• _Written exercise_
Say how many lines hold the string "مساجد"; please write nothing but the number.

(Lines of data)
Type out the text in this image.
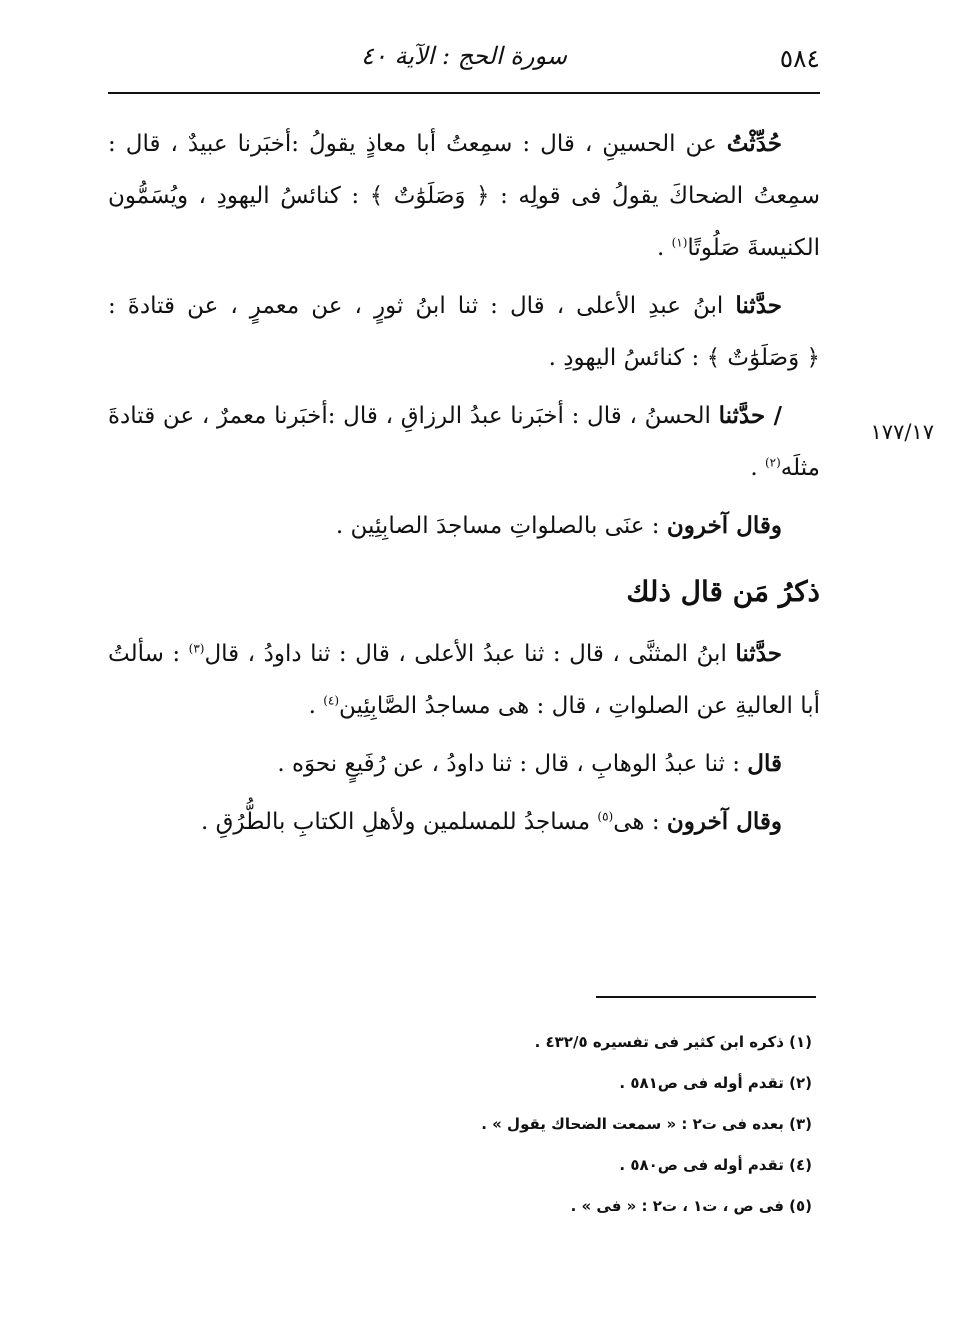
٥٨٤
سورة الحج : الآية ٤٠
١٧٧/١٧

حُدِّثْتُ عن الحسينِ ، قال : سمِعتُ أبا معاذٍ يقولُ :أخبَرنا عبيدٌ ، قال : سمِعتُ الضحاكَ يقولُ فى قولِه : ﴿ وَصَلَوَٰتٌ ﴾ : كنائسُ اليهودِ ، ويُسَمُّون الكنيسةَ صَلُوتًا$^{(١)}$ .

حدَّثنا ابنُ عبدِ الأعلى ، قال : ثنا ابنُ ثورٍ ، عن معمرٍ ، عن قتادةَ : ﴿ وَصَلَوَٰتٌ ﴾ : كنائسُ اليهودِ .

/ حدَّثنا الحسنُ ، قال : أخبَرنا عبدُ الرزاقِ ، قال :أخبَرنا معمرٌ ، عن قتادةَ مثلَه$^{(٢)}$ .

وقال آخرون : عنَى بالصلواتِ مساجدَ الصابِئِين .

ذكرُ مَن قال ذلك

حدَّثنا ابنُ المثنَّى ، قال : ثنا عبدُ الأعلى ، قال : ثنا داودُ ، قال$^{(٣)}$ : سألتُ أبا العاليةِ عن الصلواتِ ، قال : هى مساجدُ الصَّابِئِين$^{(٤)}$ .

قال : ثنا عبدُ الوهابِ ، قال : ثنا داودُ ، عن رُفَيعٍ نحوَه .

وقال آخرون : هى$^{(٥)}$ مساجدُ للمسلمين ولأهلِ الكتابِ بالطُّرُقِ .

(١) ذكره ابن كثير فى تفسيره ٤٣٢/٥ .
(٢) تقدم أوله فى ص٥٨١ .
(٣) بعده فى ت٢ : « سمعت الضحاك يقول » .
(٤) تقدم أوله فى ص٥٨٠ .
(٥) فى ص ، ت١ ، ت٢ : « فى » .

• _Solution_
3